• **Aim**: Write out the material exactly, leaving every picture behind.

• **Material to process**:
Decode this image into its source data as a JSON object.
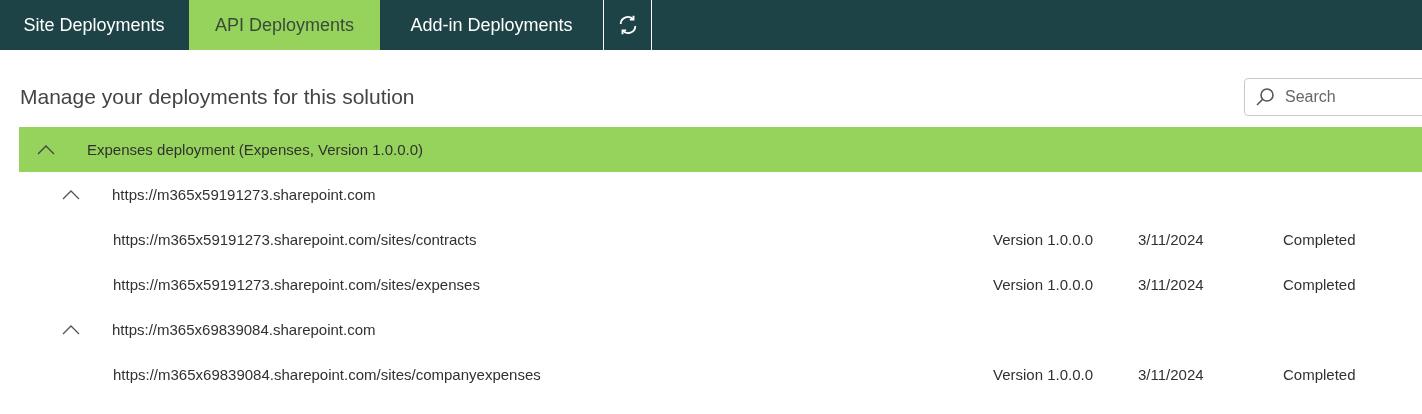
{
  "tabs": [
    {
      "label": "Site Deployments",
      "selected": false
    },
    {
      "label": "API Deployments",
      "selected": true
    },
    {
      "label": "Add-in Deployments",
      "selected": false
    }
  ],
  "heading": "Manage your deployments for this solution",
  "search": {
    "placeholder": "Search"
  },
  "deployments": [
    {
      "label": "Expenses deployment (Expenses, Version 1.0.0.0)",
      "expanded": true,
      "selected": true,
      "children": [
        {
          "label": "https://m365x59191273.sharepoint.com",
          "expanded": true,
          "children": [
            {
              "url": "https://m365x59191273.sharepoint.com/sites/contracts",
              "version": "Version 1.0.0.0",
              "date": "3/11/2024",
              "status": "Completed"
            },
            {
              "url": "https://m365x59191273.sharepoint.com/sites/expenses",
              "version": "Version 1.0.0.0",
              "date": "3/11/2024",
              "status": "Completed"
            }
          ]
        },
        {
          "label": "https://m365x69839084.sharepoint.com",
          "expanded": true,
          "children": [
            {
              "url": "https://m365x69839084.sharepoint.com/sites/companyexpenses",
              "version": "Version 1.0.0.0",
              "date": "3/11/2024",
              "status": "Completed"
            }
          ]
        }
      ]
    }
  ]
}
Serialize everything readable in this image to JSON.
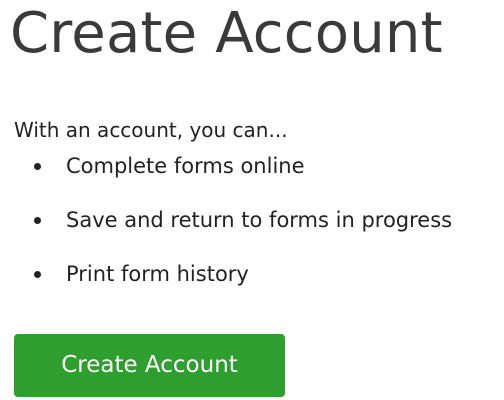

• **Answer**:
Decode this image into its source data as a JSON object.
{
  "tabs": [
    {
      "label": "Site Deployments",
      "selected": false
    },
    {
      "label": "API Deployments",
      "selected": true
    },
    {
      "label": "Add-in Deployments",
      "selected": false
    }
  ],
  "heading": "Manage your deployments for this solution",
  "search": {
    "placeholder": "Search"
  },
  "deployments": [
    {
      "label": "Expenses deployment (Expenses, Version 1.0.0.0)",
      "expanded": true,
      "selected": true,
      "children": [
        {
          "label": "https://m365x59191273.sharepoint.com",
          "expanded": true,
          "children": [
            {
              "url": "https://m365x59191273.sharepoint.com/sites/contracts",
              "version": "Version 1.0.0.0",
              "date": "3/11/2024",
              "status": "Completed"
            },
            {
              "url": "https://m365x59191273.sharepoint.com/sites/expenses",
              "version": "Version 1.0.0.0",
              "date": "3/11/2024",
              "status": "Completed"
            }
          ]
        },
        {
          "label": "https://m365x69839084.sharepoint.com",
          "expanded": true,
          "children": [
            {
              "url": "https://m365x69839084.sharepoint.com/sites/companyexpenses",
              "version": "Version 1.0.0.0",
              "date": "3/11/2024",
              "status": "Completed"
            }
          ]
        }
      ]
    }
  ]
}
Serialize everything readable in this image to JSON.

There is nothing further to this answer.